▶ [GOAL] Set down each record exactly as written.

▶ [DATA FOR PROCESSING]
──────────

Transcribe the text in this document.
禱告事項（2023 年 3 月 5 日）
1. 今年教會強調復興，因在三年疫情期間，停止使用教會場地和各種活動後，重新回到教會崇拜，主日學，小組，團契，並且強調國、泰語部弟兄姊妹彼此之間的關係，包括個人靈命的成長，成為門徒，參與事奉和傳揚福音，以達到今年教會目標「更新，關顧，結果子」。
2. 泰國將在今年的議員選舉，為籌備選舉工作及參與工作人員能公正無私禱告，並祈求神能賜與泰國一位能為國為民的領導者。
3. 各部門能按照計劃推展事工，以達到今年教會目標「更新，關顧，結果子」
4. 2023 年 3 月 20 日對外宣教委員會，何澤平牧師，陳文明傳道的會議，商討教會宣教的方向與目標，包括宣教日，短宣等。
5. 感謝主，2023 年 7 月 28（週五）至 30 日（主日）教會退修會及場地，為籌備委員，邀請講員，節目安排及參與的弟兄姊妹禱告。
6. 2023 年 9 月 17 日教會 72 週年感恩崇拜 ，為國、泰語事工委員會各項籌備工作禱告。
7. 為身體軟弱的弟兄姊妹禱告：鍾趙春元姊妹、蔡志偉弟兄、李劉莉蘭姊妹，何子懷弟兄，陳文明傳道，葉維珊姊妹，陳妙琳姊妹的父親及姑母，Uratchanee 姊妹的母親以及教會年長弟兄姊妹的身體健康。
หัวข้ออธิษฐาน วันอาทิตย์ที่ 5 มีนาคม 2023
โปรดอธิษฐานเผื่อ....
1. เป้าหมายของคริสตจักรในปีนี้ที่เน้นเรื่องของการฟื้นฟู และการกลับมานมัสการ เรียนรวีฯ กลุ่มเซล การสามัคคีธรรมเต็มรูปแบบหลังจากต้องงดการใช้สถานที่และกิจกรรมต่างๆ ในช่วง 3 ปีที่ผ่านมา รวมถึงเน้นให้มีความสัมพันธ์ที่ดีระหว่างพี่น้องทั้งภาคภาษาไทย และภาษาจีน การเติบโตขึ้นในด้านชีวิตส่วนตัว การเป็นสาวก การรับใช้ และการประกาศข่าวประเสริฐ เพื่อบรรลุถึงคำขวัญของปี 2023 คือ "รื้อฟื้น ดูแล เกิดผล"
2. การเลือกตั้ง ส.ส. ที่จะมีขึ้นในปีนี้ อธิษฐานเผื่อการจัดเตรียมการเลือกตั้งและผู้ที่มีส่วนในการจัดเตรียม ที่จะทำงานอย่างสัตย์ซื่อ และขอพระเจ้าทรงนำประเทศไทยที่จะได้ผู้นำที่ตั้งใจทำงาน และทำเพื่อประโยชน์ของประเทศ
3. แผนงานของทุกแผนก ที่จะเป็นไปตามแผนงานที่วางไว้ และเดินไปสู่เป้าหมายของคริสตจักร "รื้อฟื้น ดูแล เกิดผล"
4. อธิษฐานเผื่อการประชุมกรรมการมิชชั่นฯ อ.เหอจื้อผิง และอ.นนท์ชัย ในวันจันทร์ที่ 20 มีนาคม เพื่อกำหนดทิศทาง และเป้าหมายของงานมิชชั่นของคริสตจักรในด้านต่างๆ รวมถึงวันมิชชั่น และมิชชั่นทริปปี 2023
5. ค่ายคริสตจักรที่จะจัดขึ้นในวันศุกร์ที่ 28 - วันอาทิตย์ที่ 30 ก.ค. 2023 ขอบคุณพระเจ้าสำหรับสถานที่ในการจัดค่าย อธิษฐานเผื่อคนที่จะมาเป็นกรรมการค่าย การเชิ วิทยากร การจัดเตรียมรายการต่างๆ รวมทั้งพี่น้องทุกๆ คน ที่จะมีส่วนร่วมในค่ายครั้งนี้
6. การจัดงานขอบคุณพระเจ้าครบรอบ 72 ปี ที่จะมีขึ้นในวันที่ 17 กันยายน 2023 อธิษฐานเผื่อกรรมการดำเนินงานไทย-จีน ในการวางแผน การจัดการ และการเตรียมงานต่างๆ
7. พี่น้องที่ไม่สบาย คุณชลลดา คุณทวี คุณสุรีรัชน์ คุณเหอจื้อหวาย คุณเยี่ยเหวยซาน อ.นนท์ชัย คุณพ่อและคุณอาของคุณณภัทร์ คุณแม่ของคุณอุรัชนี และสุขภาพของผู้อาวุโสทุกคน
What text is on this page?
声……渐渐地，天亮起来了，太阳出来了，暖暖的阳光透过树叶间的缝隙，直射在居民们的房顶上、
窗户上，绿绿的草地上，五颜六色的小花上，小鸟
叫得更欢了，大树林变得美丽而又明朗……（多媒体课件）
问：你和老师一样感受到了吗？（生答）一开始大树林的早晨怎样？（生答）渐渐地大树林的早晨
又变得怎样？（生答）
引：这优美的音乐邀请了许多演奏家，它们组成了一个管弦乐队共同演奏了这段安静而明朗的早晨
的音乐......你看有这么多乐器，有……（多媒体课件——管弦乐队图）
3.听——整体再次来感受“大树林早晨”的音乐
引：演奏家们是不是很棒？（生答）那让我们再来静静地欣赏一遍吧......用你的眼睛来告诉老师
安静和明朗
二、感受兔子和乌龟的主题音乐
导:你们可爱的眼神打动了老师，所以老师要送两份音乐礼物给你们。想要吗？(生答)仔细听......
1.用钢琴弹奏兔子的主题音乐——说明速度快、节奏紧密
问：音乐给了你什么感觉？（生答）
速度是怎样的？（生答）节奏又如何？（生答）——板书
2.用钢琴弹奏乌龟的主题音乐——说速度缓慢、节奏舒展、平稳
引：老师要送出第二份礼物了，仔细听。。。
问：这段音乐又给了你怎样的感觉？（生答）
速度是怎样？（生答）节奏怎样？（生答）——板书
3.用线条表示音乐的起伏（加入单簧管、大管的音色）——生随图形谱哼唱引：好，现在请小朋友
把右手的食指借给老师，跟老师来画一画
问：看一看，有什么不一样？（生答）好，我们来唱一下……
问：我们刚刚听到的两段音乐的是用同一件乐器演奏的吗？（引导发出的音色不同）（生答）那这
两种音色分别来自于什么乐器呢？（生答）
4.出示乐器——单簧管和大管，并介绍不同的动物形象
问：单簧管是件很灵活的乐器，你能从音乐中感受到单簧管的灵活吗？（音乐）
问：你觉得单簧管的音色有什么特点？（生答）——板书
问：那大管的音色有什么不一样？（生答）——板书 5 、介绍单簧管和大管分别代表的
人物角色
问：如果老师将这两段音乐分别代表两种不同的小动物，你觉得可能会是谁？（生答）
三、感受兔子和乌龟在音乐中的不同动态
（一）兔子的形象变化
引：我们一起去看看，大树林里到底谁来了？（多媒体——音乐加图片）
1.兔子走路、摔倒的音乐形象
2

──────────

▶ [TASK ANSWER]
Transcribe the text in this document.
禱告事項（2023 年 3 月 5 日）
1. 今年教會強調復興，因在三年疫情期間，停止使用教會場地和各種活動後，重新回到教會崇拜，主日學，小組，團契，並且強調國、泰語部弟兄姊妹彼此之間的關係，包括個人靈命的成長，成為門徒，參與事奉和傳揚福音，以達到今年教會目標「更新，關顧，結果子」。
2. 泰國將在今年的議員選舉，為籌備選舉工作及參與工作人員能公正無私禱告，並祈求神能賜與泰國一位能為國為民的領導者。
3. 各部門能按照計劃推展事工，以達到今年教會目標「更新，關顧，結果子」
4. 2023 年 3 月 20 日對外宣教委員會，何澤平牧師，陳文明傳道的會議，商討教會宣教的方向與目標，包括宣教日，短宣等。
5. 感謝主，2023 年 7 月 28（週五）至 30 日（主日）教會退修會及場地，為籌備委員，邀請講員，節目安排及參與的弟兄姊妹禱告。
6. 2023 年 9 月 17 日教會 72 週年感恩崇拜 ，為國、泰語事工委員會各項籌備工作禱告。
7. 為身體軟弱的弟兄姊妹禱告：鍾趙春元姊妹、蔡志偉弟兄、李劉莉蘭姊妹，何子懷弟兄，陳文明傳道，葉維珊姊妹，陳妙琳姊妹的父親及姑母，Uratchanee 姊妹的母親以及教會年長弟兄姊妹的身體健康。
หัวข้ออธิษฐาน วันอาทิตย์ที่ 5 มีนาคม 2023
โปรดอธิษฐานเผื่อ....
1. เป้าหมายของคริสตจักรในปีนี้ที่เน้นเรื่องของการฟื้นฟู และการกลับมานมัสการ เรียนรวีฯ กลุ่มเซล การสามัคคีธรรมเต็มรูปแบบหลังจากต้องงดการใช้สถานที่และกิจกรรมต่างๆ ในช่วง 3 ปีที่ผ่านมา รวมถึงเน้นให้มีความสัมพันธ์ที่ดีระหว่างพี่น้องทั้งภาคภาษาไทย และภาษาจีน การเติบโตขึ้นในด้านชีวิตส่วนตัว การเป็นสาวก การรับใช้ และการประกาศข่าวประเสริฐ เพื่อบรรลุถึงคำขวัญของปี 2023 คือ "รื้อฟื้น ดูแล เกิดผล"
2. การเลือกตั้ง ส.ส. ที่จะมีขึ้นในปีนี้ อธิษฐานเผื่อการจัดเตรียมการเลือกตั้งและผู้ที่มีส่วนในการจัดเตรียม ที่จะทำงานอย่างสัตย์ซื่อ และขอพระเจ้าทรงนำประเทศไทยที่จะได้ผู้นำที่ตั้งใจทำงาน และทำเพื่อประโยชน์ของประเทศ
3. แผนงานของทุกแผนก ที่จะเป็นไปตามแผนงานที่วางไว้ และเดินไปสู่เป้าหมายของคริสตจักร "รื้อฟื้น ดูแล เกิดผล"
4. อธิษฐานเผื่อการประชุมกรรมการมิชชั่นฯ อ.เหอจื้อผิง และอ.นนท์ชัย ในวันจันทร์ที่ 20 มีนาคม เพื่อกำหนดทิศทาง และเป้าหมายของงานมิชชั่นของคริสตจักรในด้านต่างๆ รวมถึงวันมิชชั่น และมิชชั่นทริปปี 2023
5. ค่ายคริสตจักรที่จะจัดขึ้นในวันศุกร์ที่ 28 - วันอาทิตย์ที่ 30 ก.ค. 2023 ขอบคุณพระเจ้าสำหรับสถานที่ในการจัดค่าย อธิษฐานเผื่อคนที่จะมาเป็นกรรมการค่าย การเชิ วิทยากร การจัดเตรียมรายการต่างๆ รวมทั้งพี่น้องทุกๆ คน ที่จะมีส่วนร่วมในค่ายครั้งนี้
6. การจัดงานขอบคุณพระเจ้าครบรอบ 72 ปี ที่จะมีขึ้นในวันที่ 17 กันยายน 2023 อธิษฐานเผื่อกรรมการดำเนินงานไทย-จีน ในการวางแผน การจัดการ และการเตรียมงานต่างๆ
7. พี่น้องที่ไม่สบาย คุณชลลดา คุณทวี คุณสุรีรัชน์ คุณเหอจื้อหวาย คุณเยี่ยเหวยซาน อ.นนท์ชัย คุณพ่อและคุณอาของคุณณภัทร์ คุณแม่ของคุณอุรัชนี และสุขภาพของผู้อาวุโสทุกคน
What text is on this page?
声……渐渐地，天亮起来了，太阳出来了，暖暖的阳光透过树叶间的缝隙，直射在居民们的房顶上、
窗户上，绿绿的草地上，五颜六色的小花上，小鸟
叫得更欢了，大树林变得美丽而又明朗……（多媒体课件）
问：你和老师一样感受到了吗？（生答）一开始大树林的早晨怎样？（生答）渐渐地大树林的早晨
又变得怎样？（生答）
引：这优美的音乐邀请了许多演奏家，它们组成了一个管弦乐队共同演奏了这段安静而明朗的早晨
的音乐......你看有这么多乐器，有……（多媒体课件——管弦乐队图）
3.听——整体再次来感受“大树林早晨”的音乐
引：演奏家们是不是很棒？（生答）那让我们再来静静地欣赏一遍吧......用你的眼睛来告诉老师
安静和明朗
二、感受兔子和乌龟的主题音乐
导:你们可爱的眼神打动了老师，所以老师要送两份音乐礼物给你们。想要吗？(生答)仔细听......
1.用钢琴弹奏兔子的主题音乐——说明速度快、节奏紧密
问：音乐给了你什么感觉？（生答）
速度是怎样的？（生答）节奏又如何？（生答）——板书
2.用钢琴弹奏乌龟的主题音乐——说速度缓慢、节奏舒展、平稳
引：老师要送出第二份礼物了，仔细听。。。
问：这段音乐又给了你怎样的感觉？（生答）
速度是怎样？（生答）节奏怎样？（生答）——板书
3.用线条表示音乐的起伏（加入单簧管、大管的音色）——生随图形谱哼唱引：好，现在请小朋友
把右手的食指借给老师，跟老师来画一画
问：看一看，有什么不一样？（生答）好，我们来唱一下……
问：我们刚刚听到的两段音乐的是用同一件乐器演奏的吗？（引导发出的音色不同）（生答）那这
两种音色分别来自于什么乐器呢？（生答）
4.出示乐器——单簧管和大管，并介绍不同的动物形象
问：单簧管是件很灵活的乐器，你能从音乐中感受到单簧管的灵活吗？（音乐）
问：你觉得单簧管的音色有什么特点？（生答）——板书
问：那大管的音色有什么不一样？（生答）——板书 5 、介绍单簧管和大管分别代表的
人物角色
问：如果老师将这两段音乐分别代表两种不同的小动物，你觉得可能会是谁？（生答）
三、感受兔子和乌龟在音乐中的不同动态
（一）兔子的形象变化
引：我们一起去看看，大树林里到底谁来了？（多媒体——音乐加图片）
1.兔子走路、摔倒的音乐形象
2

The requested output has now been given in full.